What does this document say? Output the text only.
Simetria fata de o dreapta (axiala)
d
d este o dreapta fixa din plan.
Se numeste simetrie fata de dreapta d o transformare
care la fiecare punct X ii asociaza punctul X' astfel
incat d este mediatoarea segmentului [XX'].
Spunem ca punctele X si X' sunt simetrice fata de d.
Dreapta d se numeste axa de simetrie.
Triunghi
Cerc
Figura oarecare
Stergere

###

Write down the full listing again, exactly.

**The completed task**
What does this document say? Output the text only.
Simetria fata de o dreapta (axiala)
d
d este o dreapta fixa din plan.
Se numeste simetrie fata de dreapta d o transformare
care la fiecare punct X ii asociaza punctul X' astfel
incat d este mediatoarea segmentului [XX'].
Spunem ca punctele X si X' sunt simetrice fata de d.
Dreapta d se numeste axa de simetrie.
Triunghi
Cerc
Figura oarecare
Stergere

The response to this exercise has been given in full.